_Stated goal_
Leave out the pictures and transcribe everything else exactly.

▶

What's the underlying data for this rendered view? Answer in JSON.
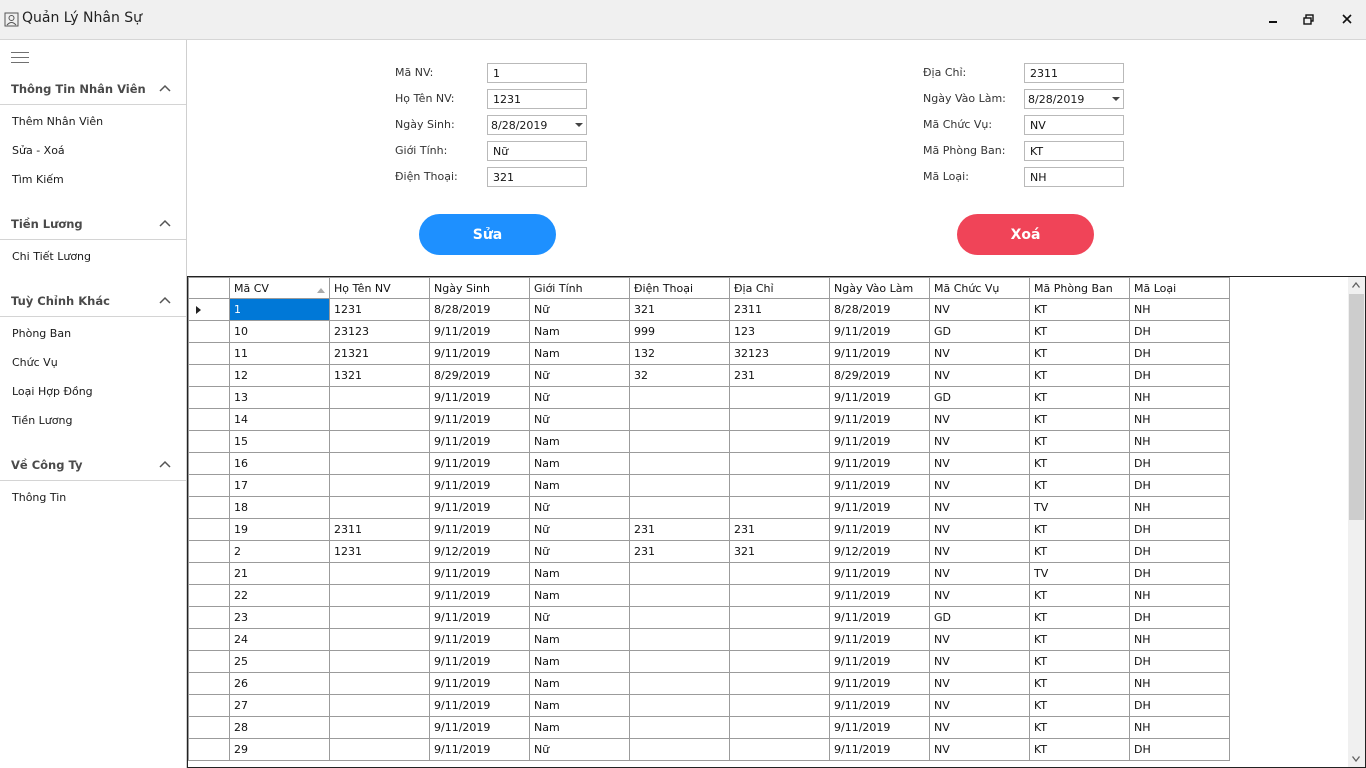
{
  "window": {
    "title": "Quản Lý Nhân Sự"
  },
  "sidebar": {
    "groups": [
      {
        "title": "Thông Tin Nhân Viên",
        "items": [
          "Thêm Nhân Viên",
          "Sửa - Xoá",
          "Tìm Kiếm"
        ]
      },
      {
        "title": "Tiền Lương",
        "items": [
          "Chi Tiết Lương"
        ]
      },
      {
        "title": "Tuỳ Chỉnh Khác",
        "items": [
          "Phòng Ban",
          "Chức Vụ",
          "Loại Hợp Đồng",
          "Tiền Lương"
        ]
      },
      {
        "title": "Về Công Ty",
        "items": [
          "Thông Tin"
        ]
      }
    ]
  },
  "form": {
    "ma_nv": {
      "label": "Mã NV:",
      "value": "1"
    },
    "ho_ten": {
      "label": "Họ Tên NV:",
      "value": "1231"
    },
    "ngay_sinh": {
      "label": "Ngày Sinh:",
      "value": "8/28/2019"
    },
    "gioi_tinh": {
      "label": "Giới Tính:",
      "value": "Nữ"
    },
    "dien_thoai": {
      "label": "Điện Thoại:",
      "value": "321"
    },
    "dia_chi": {
      "label": "Địa Chỉ:",
      "value": "2311"
    },
    "ngay_vao_lam": {
      "label": "Ngày Vào Làm:",
      "value": "8/28/2019"
    },
    "ma_chuc_vu": {
      "label": "Mã Chức Vụ:",
      "value": "NV"
    },
    "ma_phong_ban": {
      "label": "Mã Phòng Ban:",
      "value": "KT"
    },
    "ma_loai": {
      "label": "Mã Loại:",
      "value": "NH"
    }
  },
  "buttons": {
    "edit": "Sửa",
    "delete": "Xoá"
  },
  "grid": {
    "columns": [
      "Mã CV",
      "Họ Tên NV",
      "Ngày Sinh",
      "Giới Tính",
      "Điện Thoại",
      "Địa Chỉ",
      "Ngày Vào Làm",
      "Mã Chức Vụ",
      "Mã Phòng Ban",
      "Mã Loại"
    ],
    "rows": [
      [
        "1",
        "1231",
        "8/28/2019",
        "Nữ",
        "321",
        "2311",
        "8/28/2019",
        "NV",
        "KT",
        "NH"
      ],
      [
        "10",
        "23123",
        "9/11/2019",
        "Nam",
        "999",
        "123",
        "9/11/2019",
        "GD",
        "KT",
        "DH"
      ],
      [
        "11",
        "21321",
        "9/11/2019",
        "Nam",
        "132",
        "32123",
        "9/11/2019",
        "NV",
        "KT",
        "DH"
      ],
      [
        "12",
        "1321",
        "8/29/2019",
        "Nữ",
        "32",
        "231",
        "8/29/2019",
        "NV",
        "KT",
        "DH"
      ],
      [
        "13",
        "",
        "9/11/2019",
        "Nữ",
        "",
        "",
        "9/11/2019",
        "GD",
        "KT",
        "NH"
      ],
      [
        "14",
        "",
        "9/11/2019",
        "Nữ",
        "",
        "",
        "9/11/2019",
        "NV",
        "KT",
        "NH"
      ],
      [
        "15",
        "",
        "9/11/2019",
        "Nam",
        "",
        "",
        "9/11/2019",
        "NV",
        "KT",
        "NH"
      ],
      [
        "16",
        "",
        "9/11/2019",
        "Nam",
        "",
        "",
        "9/11/2019",
        "NV",
        "KT",
        "DH"
      ],
      [
        "17",
        "",
        "9/11/2019",
        "Nam",
        "",
        "",
        "9/11/2019",
        "NV",
        "KT",
        "DH"
      ],
      [
        "18",
        "",
        "9/11/2019",
        "Nữ",
        "",
        "",
        "9/11/2019",
        "NV",
        "TV",
        "NH"
      ],
      [
        "19",
        "2311",
        "9/11/2019",
        "Nữ",
        "231",
        "231",
        "9/11/2019",
        "NV",
        "KT",
        "DH"
      ],
      [
        "2",
        "1231",
        "9/12/2019",
        "Nữ",
        "231",
        "321",
        "9/12/2019",
        "NV",
        "KT",
        "DH"
      ],
      [
        "21",
        "",
        "9/11/2019",
        "Nam",
        "",
        "",
        "9/11/2019",
        "NV",
        "TV",
        "DH"
      ],
      [
        "22",
        "",
        "9/11/2019",
        "Nam",
        "",
        "",
        "9/11/2019",
        "NV",
        "KT",
        "NH"
      ],
      [
        "23",
        "",
        "9/11/2019",
        "Nữ",
        "",
        "",
        "9/11/2019",
        "GD",
        "KT",
        "DH"
      ],
      [
        "24",
        "",
        "9/11/2019",
        "Nam",
        "",
        "",
        "9/11/2019",
        "NV",
        "KT",
        "NH"
      ],
      [
        "25",
        "",
        "9/11/2019",
        "Nam",
        "",
        "",
        "9/11/2019",
        "NV",
        "KT",
        "DH"
      ],
      [
        "26",
        "",
        "9/11/2019",
        "Nam",
        "",
        "",
        "9/11/2019",
        "NV",
        "KT",
        "NH"
      ],
      [
        "27",
        "",
        "9/11/2019",
        "Nam",
        "",
        "",
        "9/11/2019",
        "NV",
        "KT",
        "DH"
      ],
      [
        "28",
        "",
        "9/11/2019",
        "Nam",
        "",
        "",
        "9/11/2019",
        "NV",
        "KT",
        "NH"
      ],
      [
        "29",
        "",
        "9/11/2019",
        "Nữ",
        "",
        "",
        "9/11/2019",
        "NV",
        "KT",
        "DH"
      ]
    ]
  },
  "colors": {
    "edit_button": "#1e90ff",
    "delete_button": "#f04458",
    "selection": "#0078d7"
  }
}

◀

_Complete answer_
What's the underlying data for this rendered view? Answer in JSON.
{
  "window": {
    "title": "Quản Lý Nhân Sự"
  },
  "sidebar": {
    "groups": [
      {
        "title": "Thông Tin Nhân Viên",
        "items": [
          "Thêm Nhân Viên",
          "Sửa - Xoá",
          "Tìm Kiếm"
        ]
      },
      {
        "title": "Tiền Lương",
        "items": [
          "Chi Tiết Lương"
        ]
      },
      {
        "title": "Tuỳ Chỉnh Khác",
        "items": [
          "Phòng Ban",
          "Chức Vụ",
          "Loại Hợp Đồng",
          "Tiền Lương"
        ]
      },
      {
        "title": "Về Công Ty",
        "items": [
          "Thông Tin"
        ]
      }
    ]
  },
  "form": {
    "ma_nv": {
      "label": "Mã NV:",
      "value": "1"
    },
    "ho_ten": {
      "label": "Họ Tên NV:",
      "value": "1231"
    },
    "ngay_sinh": {
      "label": "Ngày Sinh:",
      "value": "8/28/2019"
    },
    "gioi_tinh": {
      "label": "Giới Tính:",
      "value": "Nữ"
    },
    "dien_thoai": {
      "label": "Điện Thoại:",
      "value": "321"
    },
    "dia_chi": {
      "label": "Địa Chỉ:",
      "value": "2311"
    },
    "ngay_vao_lam": {
      "label": "Ngày Vào Làm:",
      "value": "8/28/2019"
    },
    "ma_chuc_vu": {
      "label": "Mã Chức Vụ:",
      "value": "NV"
    },
    "ma_phong_ban": {
      "label": "Mã Phòng Ban:",
      "value": "KT"
    },
    "ma_loai": {
      "label": "Mã Loại:",
      "value": "NH"
    }
  },
  "buttons": {
    "edit": "Sửa",
    "delete": "Xoá"
  },
  "grid": {
    "columns": [
      "Mã CV",
      "Họ Tên NV",
      "Ngày Sinh",
      "Giới Tính",
      "Điện Thoại",
      "Địa Chỉ",
      "Ngày Vào Làm",
      "Mã Chức Vụ",
      "Mã Phòng Ban",
      "Mã Loại"
    ],
    "rows": [
      [
        "1",
        "1231",
        "8/28/2019",
        "Nữ",
        "321",
        "2311",
        "8/28/2019",
        "NV",
        "KT",
        "NH"
      ],
      [
        "10",
        "23123",
        "9/11/2019",
        "Nam",
        "999",
        "123",
        "9/11/2019",
        "GD",
        "KT",
        "DH"
      ],
      [
        "11",
        "21321",
        "9/11/2019",
        "Nam",
        "132",
        "32123",
        "9/11/2019",
        "NV",
        "KT",
        "DH"
      ],
      [
        "12",
        "1321",
        "8/29/2019",
        "Nữ",
        "32",
        "231",
        "8/29/2019",
        "NV",
        "KT",
        "DH"
      ],
      [
        "13",
        "",
        "9/11/2019",
        "Nữ",
        "",
        "",
        "9/11/2019",
        "GD",
        "KT",
        "NH"
      ],
      [
        "14",
        "",
        "9/11/2019",
        "Nữ",
        "",
        "",
        "9/11/2019",
        "NV",
        "KT",
        "NH"
      ],
      [
        "15",
        "",
        "9/11/2019",
        "Nam",
        "",
        "",
        "9/11/2019",
        "NV",
        "KT",
        "NH"
      ],
      [
        "16",
        "",
        "9/11/2019",
        "Nam",
        "",
        "",
        "9/11/2019",
        "NV",
        "KT",
        "DH"
      ],
      [
        "17",
        "",
        "9/11/2019",
        "Nam",
        "",
        "",
        "9/11/2019",
        "NV",
        "KT",
        "DH"
      ],
      [
        "18",
        "",
        "9/11/2019",
        "Nữ",
        "",
        "",
        "9/11/2019",
        "NV",
        "TV",
        "NH"
      ],
      [
        "19",
        "2311",
        "9/11/2019",
        "Nữ",
        "231",
        "231",
        "9/11/2019",
        "NV",
        "KT",
        "DH"
      ],
      [
        "2",
        "1231",
        "9/12/2019",
        "Nữ",
        "231",
        "321",
        "9/12/2019",
        "NV",
        "KT",
        "DH"
      ],
      [
        "21",
        "",
        "9/11/2019",
        "Nam",
        "",
        "",
        "9/11/2019",
        "NV",
        "TV",
        "DH"
      ],
      [
        "22",
        "",
        "9/11/2019",
        "Nam",
        "",
        "",
        "9/11/2019",
        "NV",
        "KT",
        "NH"
      ],
      [
        "23",
        "",
        "9/11/2019",
        "Nữ",
        "",
        "",
        "9/11/2019",
        "GD",
        "KT",
        "DH"
      ],
      [
        "24",
        "",
        "9/11/2019",
        "Nam",
        "",
        "",
        "9/11/2019",
        "NV",
        "KT",
        "NH"
      ],
      [
        "25",
        "",
        "9/11/2019",
        "Nam",
        "",
        "",
        "9/11/2019",
        "NV",
        "KT",
        "DH"
      ],
      [
        "26",
        "",
        "9/11/2019",
        "Nam",
        "",
        "",
        "9/11/2019",
        "NV",
        "KT",
        "NH"
      ],
      [
        "27",
        "",
        "9/11/2019",
        "Nam",
        "",
        "",
        "9/11/2019",
        "NV",
        "KT",
        "DH"
      ],
      [
        "28",
        "",
        "9/11/2019",
        "Nam",
        "",
        "",
        "9/11/2019",
        "NV",
        "KT",
        "NH"
      ],
      [
        "29",
        "",
        "9/11/2019",
        "Nữ",
        "",
        "",
        "9/11/2019",
        "NV",
        "KT",
        "DH"
      ]
    ]
  },
  "colors": {
    "edit_button": "#1e90ff",
    "delete_button": "#f04458",
    "selection": "#0078d7"
  }
}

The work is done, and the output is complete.